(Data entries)
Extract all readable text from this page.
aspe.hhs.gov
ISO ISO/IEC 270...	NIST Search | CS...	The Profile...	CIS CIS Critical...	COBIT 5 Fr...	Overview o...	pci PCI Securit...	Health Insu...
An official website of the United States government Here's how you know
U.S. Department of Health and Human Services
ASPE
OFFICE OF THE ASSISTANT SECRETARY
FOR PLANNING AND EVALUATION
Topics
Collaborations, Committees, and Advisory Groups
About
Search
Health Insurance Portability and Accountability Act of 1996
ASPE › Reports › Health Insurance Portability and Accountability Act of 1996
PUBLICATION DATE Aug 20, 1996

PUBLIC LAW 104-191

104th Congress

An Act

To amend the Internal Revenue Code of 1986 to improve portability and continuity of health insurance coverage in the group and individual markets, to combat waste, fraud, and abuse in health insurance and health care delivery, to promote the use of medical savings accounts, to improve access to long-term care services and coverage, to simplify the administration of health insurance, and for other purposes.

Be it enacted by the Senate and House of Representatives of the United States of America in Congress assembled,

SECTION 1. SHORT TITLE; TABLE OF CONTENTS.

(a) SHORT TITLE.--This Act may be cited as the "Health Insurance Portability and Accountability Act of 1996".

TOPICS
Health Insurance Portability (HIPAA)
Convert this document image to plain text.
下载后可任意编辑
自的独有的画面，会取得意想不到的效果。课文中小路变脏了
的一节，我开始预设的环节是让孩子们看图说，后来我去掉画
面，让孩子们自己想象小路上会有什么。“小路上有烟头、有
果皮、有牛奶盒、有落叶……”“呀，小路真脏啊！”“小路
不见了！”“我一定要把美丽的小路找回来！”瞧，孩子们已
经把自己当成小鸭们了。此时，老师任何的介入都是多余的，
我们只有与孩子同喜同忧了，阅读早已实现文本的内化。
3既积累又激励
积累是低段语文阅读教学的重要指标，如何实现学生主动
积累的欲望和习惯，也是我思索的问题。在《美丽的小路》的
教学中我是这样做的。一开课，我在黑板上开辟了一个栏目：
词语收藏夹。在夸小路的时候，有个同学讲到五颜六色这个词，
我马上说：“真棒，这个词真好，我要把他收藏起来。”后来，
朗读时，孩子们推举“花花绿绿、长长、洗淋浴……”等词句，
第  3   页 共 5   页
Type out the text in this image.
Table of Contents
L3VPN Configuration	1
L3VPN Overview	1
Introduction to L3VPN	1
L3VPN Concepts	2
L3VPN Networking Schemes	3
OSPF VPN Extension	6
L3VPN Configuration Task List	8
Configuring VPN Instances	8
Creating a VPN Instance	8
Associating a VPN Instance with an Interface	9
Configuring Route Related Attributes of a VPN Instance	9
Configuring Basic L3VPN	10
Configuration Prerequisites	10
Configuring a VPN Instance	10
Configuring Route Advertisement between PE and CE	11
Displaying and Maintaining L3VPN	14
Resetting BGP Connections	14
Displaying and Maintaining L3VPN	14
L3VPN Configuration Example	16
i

## What you will do
Output the complete data exactly as written.

## Expected answer
Extract all readable text from this page.
aspe.hhs.gov
ISO ISO/IEC 270...	NIST Search | CS...	The Profile...	CIS CIS Critical...	COBIT 5 Fr...	Overview o...	pci PCI Securit...	Health Insu...
An official website of the United States government Here's how you know
U.S. Department of Health and Human Services
ASPE
OFFICE OF THE ASSISTANT SECRETARY
FOR PLANNING AND EVALUATION
Topics
Collaborations, Committees, and Advisory Groups
About
Search
Health Insurance Portability and Accountability Act of 1996
ASPE › Reports › Health Insurance Portability and Accountability Act of 1996
PUBLICATION DATE Aug 20, 1996

PUBLIC LAW 104-191

104th Congress

An Act

To amend the Internal Revenue Code of 1986 to improve portability and continuity of health insurance coverage in the group and individual markets, to combat waste, fraud, and abuse in health insurance and health care delivery, to promote the use of medical savings accounts, to improve access to long-term care services and coverage, to simplify the administration of health insurance, and for other purposes.

Be it enacted by the Senate and House of Representatives of the United States of America in Congress assembled,

SECTION 1. SHORT TITLE; TABLE OF CONTENTS.

(a) SHORT TITLE.--This Act may be cited as the "Health Insurance Portability and Accountability Act of 1996".

TOPICS
Health Insurance Portability (HIPAA)
Convert this document image to plain text.
下载后可任意编辑
自的独有的画面，会取得意想不到的效果。课文中小路变脏了
的一节，我开始预设的环节是让孩子们看图说，后来我去掉画
面，让孩子们自己想象小路上会有什么。“小路上有烟头、有
果皮、有牛奶盒、有落叶……”“呀，小路真脏啊！”“小路
不见了！”“我一定要把美丽的小路找回来！”瞧，孩子们已
经把自己当成小鸭们了。此时，老师任何的介入都是多余的，
我们只有与孩子同喜同忧了，阅读早已实现文本的内化。
3既积累又激励
积累是低段语文阅读教学的重要指标，如何实现学生主动
积累的欲望和习惯，也是我思索的问题。在《美丽的小路》的
教学中我是这样做的。一开课，我在黑板上开辟了一个栏目：
词语收藏夹。在夸小路的时候，有个同学讲到五颜六色这个词，
我马上说：“真棒，这个词真好，我要把他收藏起来。”后来，
朗读时，孩子们推举“花花绿绿、长长、洗淋浴……”等词句，
第  3   页 共 5   页
Type out the text in this image.
Table of Contents
L3VPN Configuration	1
L3VPN Overview	1
Introduction to L3VPN	1
L3VPN Concepts	2
L3VPN Networking Schemes	3
OSPF VPN Extension	6
L3VPN Configuration Task List	8
Configuring VPN Instances	8
Creating a VPN Instance	8
Associating a VPN Instance with an Interface	9
Configuring Route Related Attributes of a VPN Instance	9
Configuring Basic L3VPN	10
Configuration Prerequisites	10
Configuring a VPN Instance	10
Configuring Route Advertisement between PE and CE	11
Displaying and Maintaining L3VPN	14
Resetting BGP Connections	14
Displaying and Maintaining L3VPN	14
L3VPN Configuration Example	16
i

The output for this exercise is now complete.